▸ Brief
All of the entries below need repeating exactly, apart from their images.

▸ Source information
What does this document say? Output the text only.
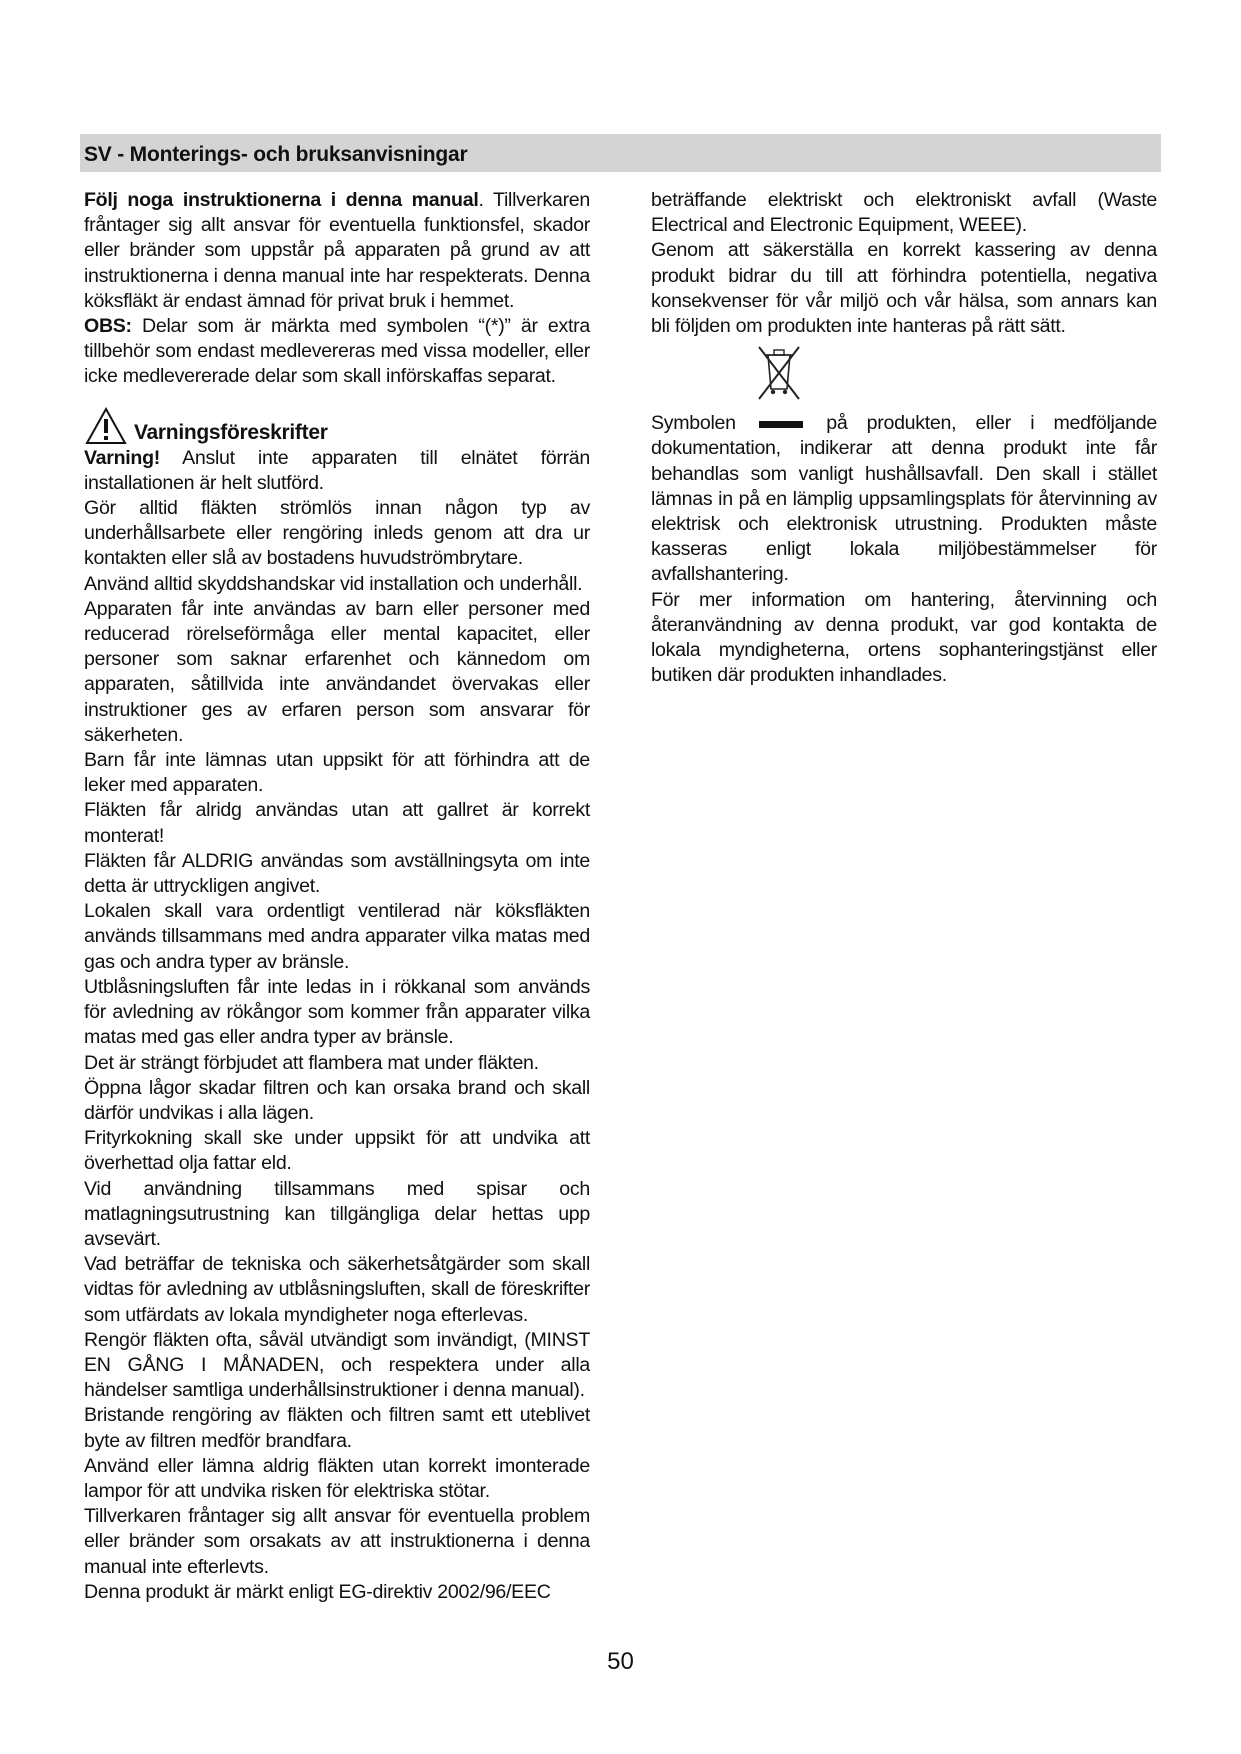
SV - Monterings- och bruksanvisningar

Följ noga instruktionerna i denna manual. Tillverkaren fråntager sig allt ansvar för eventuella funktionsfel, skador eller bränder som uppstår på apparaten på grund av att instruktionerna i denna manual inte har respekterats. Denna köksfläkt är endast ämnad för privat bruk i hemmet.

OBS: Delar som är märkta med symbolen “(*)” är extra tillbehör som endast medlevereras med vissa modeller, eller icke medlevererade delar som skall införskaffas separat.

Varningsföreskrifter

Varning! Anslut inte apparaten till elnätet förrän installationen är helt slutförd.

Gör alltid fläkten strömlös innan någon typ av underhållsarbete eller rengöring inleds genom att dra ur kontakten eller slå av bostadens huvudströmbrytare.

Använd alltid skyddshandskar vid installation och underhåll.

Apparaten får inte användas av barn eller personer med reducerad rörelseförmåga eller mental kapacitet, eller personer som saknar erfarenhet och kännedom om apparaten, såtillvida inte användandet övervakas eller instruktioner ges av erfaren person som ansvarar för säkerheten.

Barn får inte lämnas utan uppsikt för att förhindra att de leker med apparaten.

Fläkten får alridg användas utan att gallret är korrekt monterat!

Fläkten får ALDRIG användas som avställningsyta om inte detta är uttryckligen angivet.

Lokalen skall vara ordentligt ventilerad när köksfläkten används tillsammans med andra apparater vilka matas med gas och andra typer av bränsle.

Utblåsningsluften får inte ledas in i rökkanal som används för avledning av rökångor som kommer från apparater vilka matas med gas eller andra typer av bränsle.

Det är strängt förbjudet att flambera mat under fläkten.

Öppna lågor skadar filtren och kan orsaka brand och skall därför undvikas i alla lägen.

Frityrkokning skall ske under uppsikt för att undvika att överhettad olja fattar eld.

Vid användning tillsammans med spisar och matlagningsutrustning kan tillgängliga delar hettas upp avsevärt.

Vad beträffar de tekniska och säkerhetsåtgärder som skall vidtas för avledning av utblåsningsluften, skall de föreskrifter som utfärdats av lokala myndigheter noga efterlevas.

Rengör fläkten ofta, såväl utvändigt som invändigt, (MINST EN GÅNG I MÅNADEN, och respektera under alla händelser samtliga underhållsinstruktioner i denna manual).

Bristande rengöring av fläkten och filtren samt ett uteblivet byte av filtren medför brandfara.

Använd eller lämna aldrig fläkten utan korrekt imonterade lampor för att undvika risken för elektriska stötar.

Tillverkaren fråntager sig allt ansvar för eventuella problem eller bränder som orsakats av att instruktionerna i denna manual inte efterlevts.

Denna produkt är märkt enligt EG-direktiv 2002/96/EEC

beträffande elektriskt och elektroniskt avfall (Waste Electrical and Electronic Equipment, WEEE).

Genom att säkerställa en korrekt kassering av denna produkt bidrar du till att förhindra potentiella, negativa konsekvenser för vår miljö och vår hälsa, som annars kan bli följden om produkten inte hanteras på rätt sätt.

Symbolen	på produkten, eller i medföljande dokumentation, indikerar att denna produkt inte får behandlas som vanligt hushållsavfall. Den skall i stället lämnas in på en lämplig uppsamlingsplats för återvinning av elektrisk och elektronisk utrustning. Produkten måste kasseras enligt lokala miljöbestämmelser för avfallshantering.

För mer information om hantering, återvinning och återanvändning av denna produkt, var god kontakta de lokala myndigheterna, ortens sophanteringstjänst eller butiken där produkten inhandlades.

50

▸ Output of the task
What does this document say? Output the text only.
SV - Monterings- och bruksanvisningar

Följ noga instruktionerna i denna manual. Tillverkaren fråntager sig allt ansvar för eventuella funktionsfel, skador eller bränder som uppstår på apparaten på grund av att instruktionerna i denna manual inte har respekterats. Denna köksfläkt är endast ämnad för privat bruk i hemmet.

OBS: Delar som är märkta med symbolen “(*)” är extra tillbehör som endast medlevereras med vissa modeller, eller icke medlevererade delar som skall införskaffas separat.

Varningsföreskrifter

Varning! Anslut inte apparaten till elnätet förrän installationen är helt slutförd.

Gör alltid fläkten strömlös innan någon typ av underhållsarbete eller rengöring inleds genom att dra ur kontakten eller slå av bostadens huvudströmbrytare.

Använd alltid skyddshandskar vid installation och underhåll.

Apparaten får inte användas av barn eller personer med reducerad rörelseförmåga eller mental kapacitet, eller personer som saknar erfarenhet och kännedom om apparaten, såtillvida inte användandet övervakas eller instruktioner ges av erfaren person som ansvarar för säkerheten.

Barn får inte lämnas utan uppsikt för att förhindra att de leker med apparaten.

Fläkten får alridg användas utan att gallret är korrekt monterat!

Fläkten får ALDRIG användas som avställningsyta om inte detta är uttryckligen angivet.

Lokalen skall vara ordentligt ventilerad när köksfläkten används tillsammans med andra apparater vilka matas med gas och andra typer av bränsle.

Utblåsningsluften får inte ledas in i rökkanal som används för avledning av rökångor som kommer från apparater vilka matas med gas eller andra typer av bränsle.

Det är strängt förbjudet att flambera mat under fläkten.

Öppna lågor skadar filtren och kan orsaka brand och skall därför undvikas i alla lägen.

Frityrkokning skall ske under uppsikt för att undvika att överhettad olja fattar eld.

Vid användning tillsammans med spisar och matlagningsutrustning kan tillgängliga delar hettas upp avsevärt.

Vad beträffar de tekniska och säkerhetsåtgärder som skall vidtas för avledning av utblåsningsluften, skall de föreskrifter som utfärdats av lokala myndigheter noga efterlevas.

Rengör fläkten ofta, såväl utvändigt som invändigt, (MINST EN GÅNG I MÅNADEN, och respektera under alla händelser samtliga underhållsinstruktioner i denna manual).

Bristande rengöring av fläkten och filtren samt ett uteblivet byte av filtren medför brandfara.

Använd eller lämna aldrig fläkten utan korrekt imonterade lampor för att undvika risken för elektriska stötar.

Tillverkaren fråntager sig allt ansvar för eventuella problem eller bränder som orsakats av att instruktionerna i denna manual inte efterlevts.

Denna produkt är märkt enligt EG-direktiv 2002/96/EEC

beträffande elektriskt och elektroniskt avfall (Waste Electrical and Electronic Equipment, WEEE).

Genom att säkerställa en korrekt kassering av denna produkt bidrar du till att förhindra potentiella, negativa konsekvenser för vår miljö och vår hälsa, som annars kan bli följden om produkten inte hanteras på rätt sätt.

Symbolen	på produkten, eller i medföljande dokumentation, indikerar att denna produkt inte får behandlas som vanligt hushållsavfall. Den skall i stället lämnas in på en lämplig uppsamlingsplats för återvinning av elektrisk och elektronisk utrustning. Produkten måste kasseras enligt lokala miljöbestämmelser för avfallshantering.

För mer information om hantering, återvinning och återanvändning av denna produkt, var god kontakta de lokala myndigheterna, ortens sophanteringstjänst eller butiken där produkten inhandlades.

50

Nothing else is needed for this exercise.